__Set task__. From the entries that follow, list every line in which the string "Research" appears.

__Record set__.
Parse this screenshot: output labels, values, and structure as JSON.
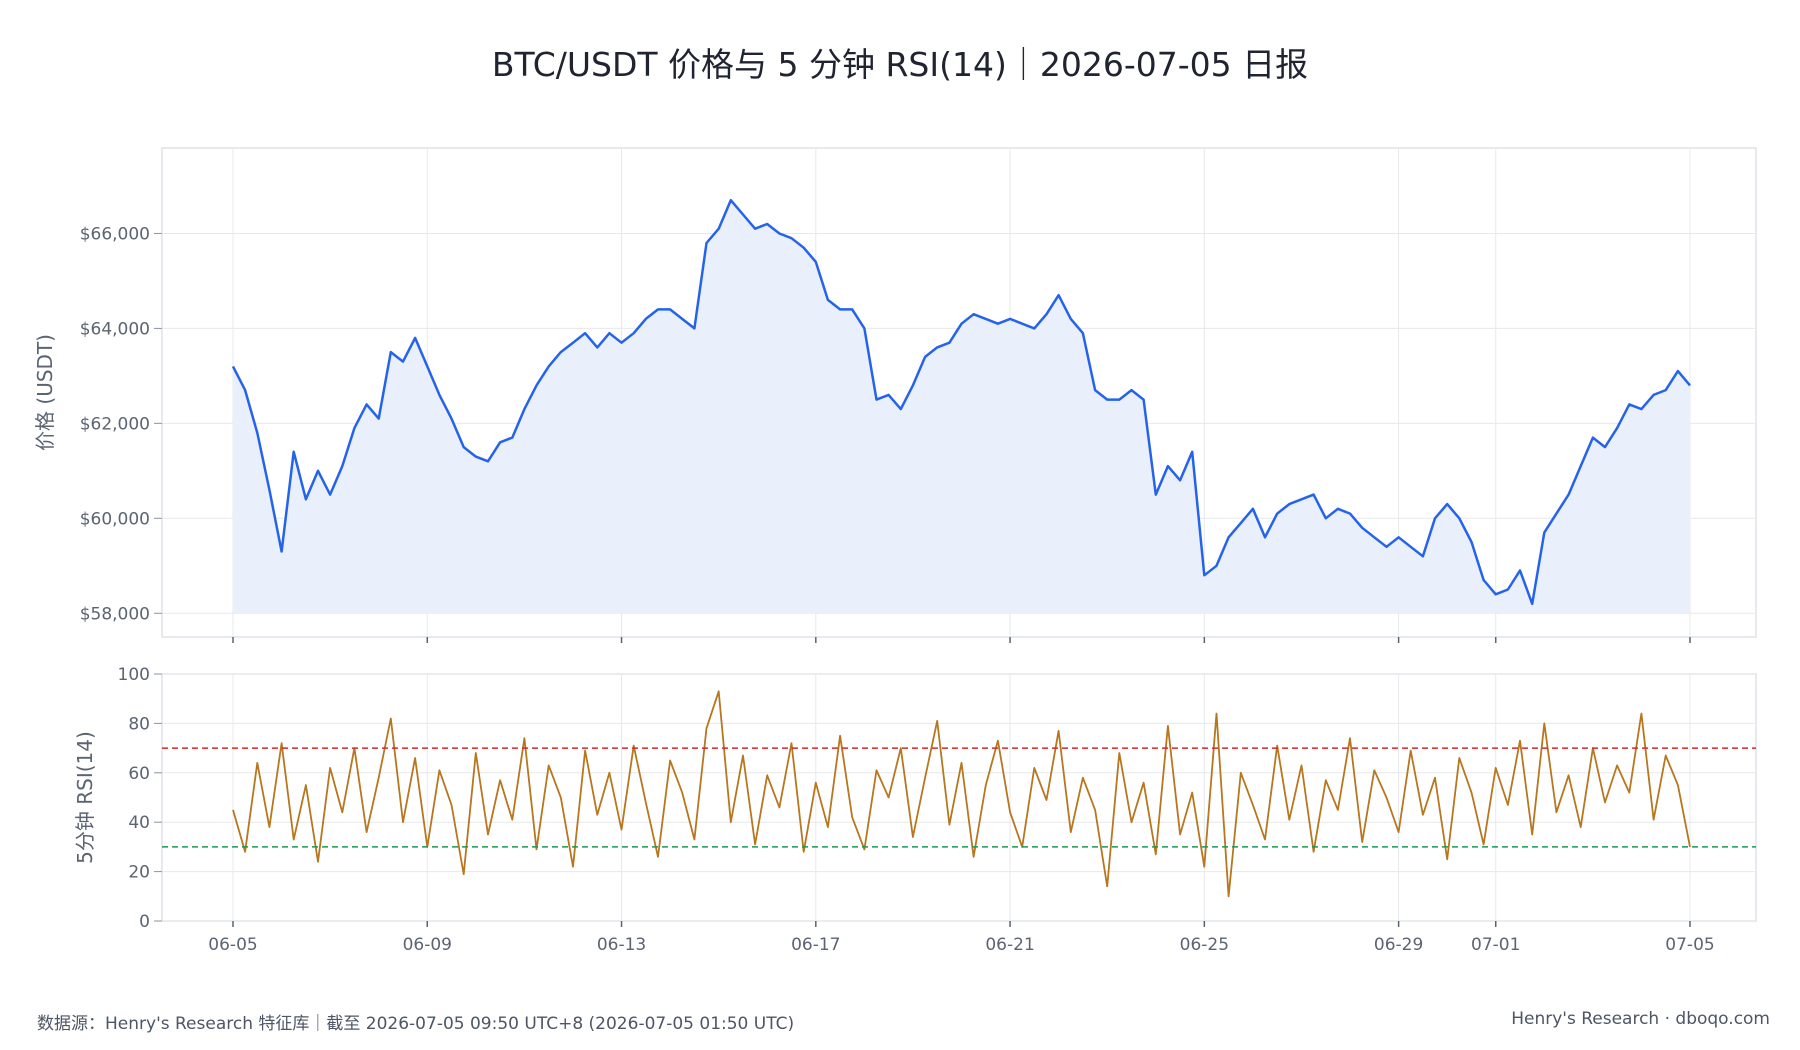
{
  "title": "BTC/USDT 价格与 5 分钟 RSI(14)｜2026-07-05 日报",
  "footer": {
    "source": "数据源：Henry's Research 特征库｜截至 2026-07-05 09:50 UTC+8 (2026-07-05 01:50 UTC)",
    "brand": "Henry's Research · dboqo.com"
  },
  "colors": {
    "price_line": "#2563eb",
    "price_fill": "#eaf0fb",
    "rsi_line": "#b8761f",
    "overbought": "#d62728",
    "oversold": "#1a9850",
    "grid": "#e6e8ec",
    "frame": "#dfe2e8"
  },
  "chart_data": [
    {
      "type": "area",
      "name": "price",
      "ylabel": "价格 (USDT)",
      "ylim": [
        57500,
        67800
      ],
      "yticks": [
        58000,
        60000,
        62000,
        64000,
        66000
      ],
      "ytick_labels": [
        "$58,000",
        "$60,000",
        "$62,000",
        "$64,000",
        "$66,000"
      ],
      "grid": true,
      "fill_baseline": 58000,
      "series": [
        {
          "x": [
            "2026-06-05 00:00",
            "2026-06-05 06:00",
            "2026-06-05 12:00",
            "2026-06-05 18:00",
            "2026-06-06 00:00",
            "2026-06-06 06:00",
            "2026-06-06 12:00",
            "2026-06-06 18:00",
            "2026-06-07 00:00",
            "2026-06-07 06:00",
            "2026-06-07 12:00",
            "2026-06-07 18:00",
            "2026-06-08 00:00",
            "2026-06-08 06:00",
            "2026-06-08 12:00",
            "2026-06-08 18:00",
            "2026-06-09 00:00",
            "2026-06-09 06:00",
            "2026-06-09 12:00",
            "2026-06-09 18:00",
            "2026-06-10 00:00",
            "2026-06-10 06:00",
            "2026-06-10 12:00",
            "2026-06-10 18:00",
            "2026-06-11 00:00",
            "2026-06-11 06:00",
            "2026-06-11 12:00",
            "2026-06-11 18:00",
            "2026-06-12 00:00",
            "2026-06-12 06:00",
            "2026-06-12 12:00",
            "2026-06-12 18:00",
            "2026-06-13 00:00",
            "2026-06-13 06:00",
            "2026-06-13 12:00",
            "2026-06-13 18:00",
            "2026-06-14 00:00",
            "2026-06-14 06:00",
            "2026-06-14 12:00",
            "2026-06-14 18:00",
            "2026-06-15 00:00",
            "2026-06-15 06:00",
            "2026-06-15 12:00",
            "2026-06-15 18:00",
            "2026-06-16 00:00",
            "2026-06-16 06:00",
            "2026-06-16 12:00",
            "2026-06-16 18:00",
            "2026-06-17 00:00",
            "2026-06-17 06:00",
            "2026-06-17 12:00",
            "2026-06-17 18:00",
            "2026-06-18 00:00",
            "2026-06-18 06:00",
            "2026-06-18 12:00",
            "2026-06-18 18:00",
            "2026-06-19 00:00",
            "2026-06-19 06:00",
            "2026-06-19 12:00",
            "2026-06-19 18:00",
            "2026-06-20 00:00",
            "2026-06-20 06:00",
            "2026-06-20 12:00",
            "2026-06-20 18:00",
            "2026-06-21 00:00",
            "2026-06-21 06:00",
            "2026-06-21 12:00",
            "2026-06-21 18:00",
            "2026-06-22 00:00",
            "2026-06-22 06:00",
            "2026-06-22 12:00",
            "2026-06-22 18:00",
            "2026-06-23 00:00",
            "2026-06-23 06:00",
            "2026-06-23 12:00",
            "2026-06-23 18:00",
            "2026-06-24 00:00",
            "2026-06-24 06:00",
            "2026-06-24 12:00",
            "2026-06-24 18:00",
            "2026-06-25 00:00",
            "2026-06-25 06:00",
            "2026-06-25 12:00",
            "2026-06-25 18:00",
            "2026-06-26 00:00",
            "2026-06-26 06:00",
            "2026-06-26 12:00",
            "2026-06-26 18:00",
            "2026-06-27 00:00",
            "2026-06-27 06:00",
            "2026-06-27 12:00",
            "2026-06-27 18:00",
            "2026-06-28 00:00",
            "2026-06-28 06:00",
            "2026-06-28 12:00",
            "2026-06-28 18:00",
            "2026-06-29 00:00",
            "2026-06-29 06:00",
            "2026-06-29 12:00",
            "2026-06-29 18:00",
            "2026-06-30 00:00",
            "2026-06-30 06:00",
            "2026-06-30 12:00",
            "2026-06-30 18:00",
            "2026-07-01 00:00",
            "2026-07-01 06:00",
            "2026-07-01 12:00",
            "2026-07-01 18:00",
            "2026-07-02 00:00",
            "2026-07-02 06:00",
            "2026-07-02 12:00",
            "2026-07-02 18:00",
            "2026-07-03 00:00",
            "2026-07-03 06:00",
            "2026-07-03 12:00",
            "2026-07-03 18:00",
            "2026-07-04 00:00",
            "2026-07-04 06:00",
            "2026-07-04 12:00",
            "2026-07-04 18:00",
            "2026-07-05 00:00"
          ],
          "y": [
            63200,
            62700,
            61800,
            60600,
            59300,
            61400,
            60400,
            61000,
            60500,
            61100,
            61900,
            62400,
            62100,
            63500,
            63300,
            63800,
            63200,
            62600,
            62100,
            61500,
            61300,
            61200,
            61600,
            61700,
            62300,
            62800,
            63200,
            63500,
            63700,
            63900,
            63600,
            63900,
            63700,
            63900,
            64200,
            64400,
            64400,
            64200,
            64000,
            65800,
            66100,
            66700,
            66400,
            66100,
            66200,
            66000,
            65900,
            65700,
            65400,
            64600,
            64400,
            64400,
            64000,
            62500,
            62600,
            62300,
            62800,
            63400,
            63600,
            63700,
            64100,
            64300,
            64200,
            64100,
            64200,
            64100,
            64000,
            64300,
            64700,
            64200,
            63900,
            62700,
            62500,
            62500,
            62700,
            62500,
            60500,
            61100,
            60800,
            61400,
            58800,
            59000,
            59600,
            59900,
            60200,
            59600,
            60100,
            60300,
            60400,
            60500,
            60000,
            60200,
            60100,
            59800,
            59600,
            59400,
            59600,
            59400,
            59200,
            60000,
            60300,
            60000,
            59500,
            58700,
            58400,
            58500,
            58900,
            58200,
            59700,
            60100,
            60500,
            61100,
            61700,
            61500,
            61900,
            62400,
            62300,
            62600,
            62700,
            63100,
            62800
          ]
        }
      ]
    },
    {
      "type": "line",
      "name": "rsi",
      "ylabel": "5分钟 RSI(14)",
      "ylim": [
        0,
        100
      ],
      "yticks": [
        0,
        20,
        40,
        60,
        80,
        100
      ],
      "ytick_labels": [
        "0",
        "20",
        "40",
        "60",
        "80",
        "100"
      ],
      "grid": true,
      "thresholds": {
        "overbought": 70,
        "oversold": 30
      },
      "series": [
        {
          "x": [
            "2026-06-05 00:00",
            "2026-06-05 06:00",
            "2026-06-05 12:00",
            "2026-06-05 18:00",
            "2026-06-06 00:00",
            "2026-06-06 06:00",
            "2026-06-06 12:00",
            "2026-06-06 18:00",
            "2026-06-07 00:00",
            "2026-06-07 06:00",
            "2026-06-07 12:00",
            "2026-06-07 18:00",
            "2026-06-08 00:00",
            "2026-06-08 06:00",
            "2026-06-08 12:00",
            "2026-06-08 18:00",
            "2026-06-09 00:00",
            "2026-06-09 06:00",
            "2026-06-09 12:00",
            "2026-06-09 18:00",
            "2026-06-10 00:00",
            "2026-06-10 06:00",
            "2026-06-10 12:00",
            "2026-06-10 18:00",
            "2026-06-11 00:00",
            "2026-06-11 06:00",
            "2026-06-11 12:00",
            "2026-06-11 18:00",
            "2026-06-12 00:00",
            "2026-06-12 06:00",
            "2026-06-12 12:00",
            "2026-06-12 18:00",
            "2026-06-13 00:00",
            "2026-06-13 06:00",
            "2026-06-13 12:00",
            "2026-06-13 18:00",
            "2026-06-14 00:00",
            "2026-06-14 06:00",
            "2026-06-14 12:00",
            "2026-06-14 18:00",
            "2026-06-15 00:00",
            "2026-06-15 06:00",
            "2026-06-15 12:00",
            "2026-06-15 18:00",
            "2026-06-16 00:00",
            "2026-06-16 06:00",
            "2026-06-16 12:00",
            "2026-06-16 18:00",
            "2026-06-17 00:00",
            "2026-06-17 06:00",
            "2026-06-17 12:00",
            "2026-06-17 18:00",
            "2026-06-18 00:00",
            "2026-06-18 06:00",
            "2026-06-18 12:00",
            "2026-06-18 18:00",
            "2026-06-19 00:00",
            "2026-06-19 06:00",
            "2026-06-19 12:00",
            "2026-06-19 18:00",
            "2026-06-20 00:00",
            "2026-06-20 06:00",
            "2026-06-20 12:00",
            "2026-06-20 18:00",
            "2026-06-21 00:00",
            "2026-06-21 06:00",
            "2026-06-21 12:00",
            "2026-06-21 18:00",
            "2026-06-22 00:00",
            "2026-06-22 06:00",
            "2026-06-22 12:00",
            "2026-06-22 18:00",
            "2026-06-23 00:00",
            "2026-06-23 06:00",
            "2026-06-23 12:00",
            "2026-06-23 18:00",
            "2026-06-24 00:00",
            "2026-06-24 06:00",
            "2026-06-24 12:00",
            "2026-06-24 18:00",
            "2026-06-25 00:00",
            "2026-06-25 06:00",
            "2026-06-25 12:00",
            "2026-06-25 18:00",
            "2026-06-26 00:00",
            "2026-06-26 06:00",
            "2026-06-26 12:00",
            "2026-06-26 18:00",
            "2026-06-27 00:00",
            "2026-06-27 06:00",
            "2026-06-27 12:00",
            "2026-06-27 18:00",
            "2026-06-28 00:00",
            "2026-06-28 06:00",
            "2026-06-28 12:00",
            "2026-06-28 18:00",
            "2026-06-29 00:00",
            "2026-06-29 06:00",
            "2026-06-29 12:00",
            "2026-06-29 18:00",
            "2026-06-30 00:00",
            "2026-06-30 06:00",
            "2026-06-30 12:00",
            "2026-06-30 18:00",
            "2026-07-01 00:00",
            "2026-07-01 06:00",
            "2026-07-01 12:00",
            "2026-07-01 18:00",
            "2026-07-02 00:00",
            "2026-07-02 06:00",
            "2026-07-02 12:00",
            "2026-07-02 18:00",
            "2026-07-03 00:00",
            "2026-07-03 06:00",
            "2026-07-03 12:00",
            "2026-07-03 18:00",
            "2026-07-04 00:00",
            "2026-07-04 06:00",
            "2026-07-04 12:00",
            "2026-07-04 18:00",
            "2026-07-05 00:00"
          ],
          "y": [
            45,
            28,
            64,
            38,
            72,
            33,
            55,
            24,
            62,
            44,
            70,
            36,
            58,
            82,
            40,
            66,
            30,
            61,
            47,
            19,
            68,
            35,
            57,
            41,
            74,
            29,
            63,
            50,
            22,
            69,
            43,
            60,
            37,
            71,
            48,
            26,
            65,
            52,
            33,
            78,
            93,
            40,
            67,
            31,
            59,
            46,
            72,
            28,
            56,
            38,
            75,
            42,
            29,
            61,
            50,
            70,
            34,
            58,
            81,
            39,
            64,
            26,
            55,
            73,
            44,
            30,
            62,
            49,
            77,
            36,
            58,
            45,
            14,
            68,
            40,
            56,
            27,
            79,
            35,
            52,
            22,
            84,
            10,
            60,
            47,
            33,
            71,
            41,
            63,
            28,
            57,
            45,
            74,
            32,
            61,
            50,
            36,
            69,
            43,
            58,
            25,
            66,
            52,
            31,
            62,
            47,
            73,
            35,
            80,
            44,
            59,
            38,
            70,
            48,
            63,
            52,
            84,
            41,
            67,
            55,
            30
          ]
        }
      ]
    }
  ],
  "xaxis": {
    "ticks": [
      "06-05",
      "06-09",
      "06-13",
      "06-17",
      "06-21",
      "06-25",
      "06-29",
      "07-01",
      "07-05"
    ],
    "tick_dates": [
      "2026-06-05",
      "2026-06-09",
      "2026-06-13",
      "2026-06-17",
      "2026-06-21",
      "2026-06-25",
      "2026-06-29",
      "2026-07-01",
      "2026-07-05"
    ]
  }
}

__Expected answer__.
    "source": "数据源：Henry's Research 特征库｜截至 2026-07-05 09:50 UTC+8 (2026-07-05 01:50 UTC)",
    "brand": "Henry's Research · dboqo.com"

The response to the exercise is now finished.